>> START Entries shown

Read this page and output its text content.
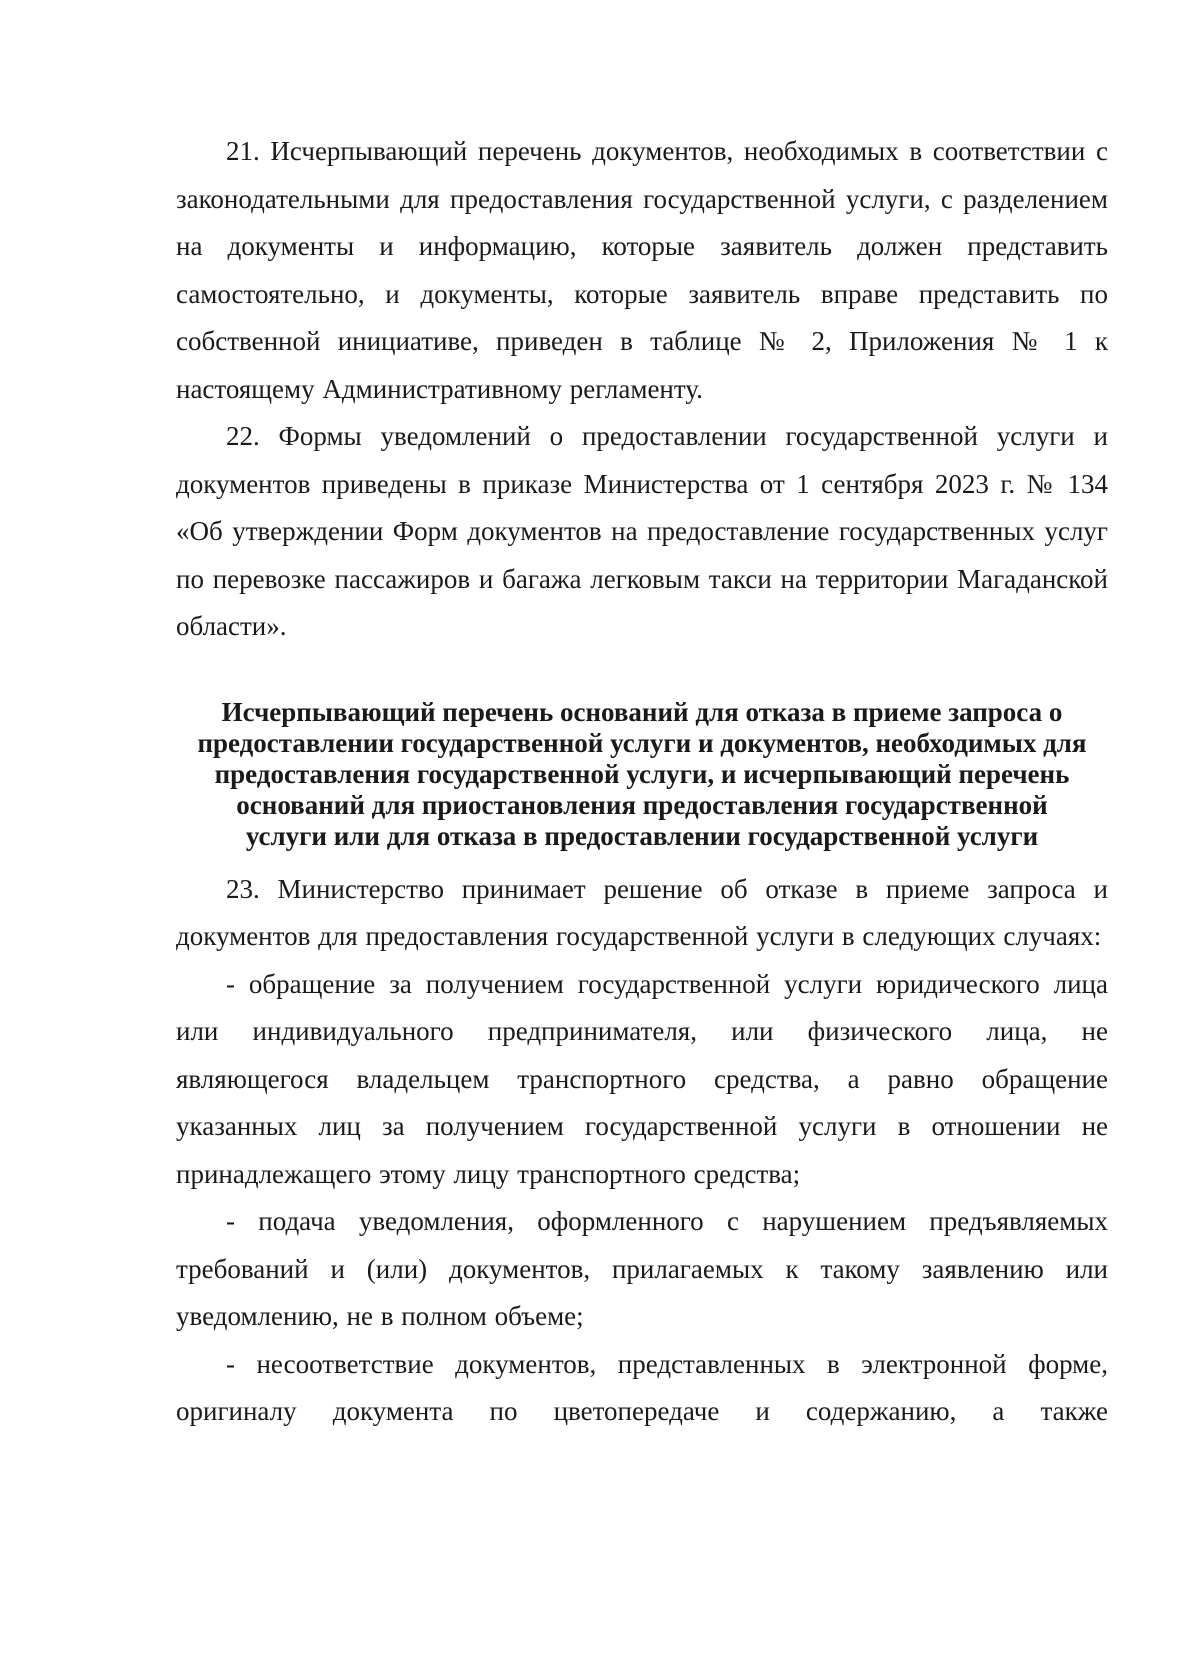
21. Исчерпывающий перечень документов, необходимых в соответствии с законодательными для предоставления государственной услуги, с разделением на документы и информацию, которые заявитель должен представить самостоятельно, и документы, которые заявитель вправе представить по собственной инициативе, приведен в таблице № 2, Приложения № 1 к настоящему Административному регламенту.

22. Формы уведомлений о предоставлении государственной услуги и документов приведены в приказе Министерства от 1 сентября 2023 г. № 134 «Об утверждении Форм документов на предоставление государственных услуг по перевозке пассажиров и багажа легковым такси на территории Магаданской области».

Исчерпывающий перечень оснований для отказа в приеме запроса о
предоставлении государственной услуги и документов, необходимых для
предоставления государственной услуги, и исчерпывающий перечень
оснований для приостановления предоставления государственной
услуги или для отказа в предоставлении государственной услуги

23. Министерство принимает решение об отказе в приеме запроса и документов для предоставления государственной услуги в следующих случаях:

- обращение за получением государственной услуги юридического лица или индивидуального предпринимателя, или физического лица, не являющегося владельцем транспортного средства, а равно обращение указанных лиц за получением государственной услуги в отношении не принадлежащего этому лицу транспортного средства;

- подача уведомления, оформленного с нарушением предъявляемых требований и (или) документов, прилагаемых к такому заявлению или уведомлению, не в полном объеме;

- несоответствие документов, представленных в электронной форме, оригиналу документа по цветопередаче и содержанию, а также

>> END Entries shown

## Written problem:
Copy out the listing exactly as it stands, but not the pictures.

## Solution to the problem:
Read this page and output its text content.
21. Исчерпывающий перечень документов, необходимых в соответствии с законодательными для предоставления государственной услуги, с разделением на документы и информацию, которые заявитель должен представить самостоятельно, и документы, которые заявитель вправе представить по собственной инициативе, приведен в таблице № 2, Приложения № 1 к настоящему Административному регламенту.

22. Формы уведомлений о предоставлении государственной услуги и документов приведены в приказе Министерства от 1 сентября 2023 г. № 134 «Об утверждении Форм документов на предоставление государственных услуг по перевозке пассажиров и багажа легковым такси на территории Магаданской области».

Исчерпывающий перечень оснований для отказа в приеме запроса о
предоставлении государственной услуги и документов, необходимых для
предоставления государственной услуги, и исчерпывающий перечень
оснований для приостановления предоставления государственной
услуги или для отказа в предоставлении государственной услуги

23. Министерство принимает решение об отказе в приеме запроса и документов для предоставления государственной услуги в следующих случаях:

- обращение за получением государственной услуги юридического лица или индивидуального предпринимателя, или физического лица, не являющегося владельцем транспортного средства, а равно обращение указанных лиц за получением государственной услуги в отношении не принадлежащего этому лицу транспортного средства;

- подача уведомления, оформленного с нарушением предъявляемых требований и (или) документов, прилагаемых к такому заявлению или уведомлению, не в полном объеме;

- несоответствие документов, представленных в электронной форме, оригиналу документа по цветопередаче и содержанию, а также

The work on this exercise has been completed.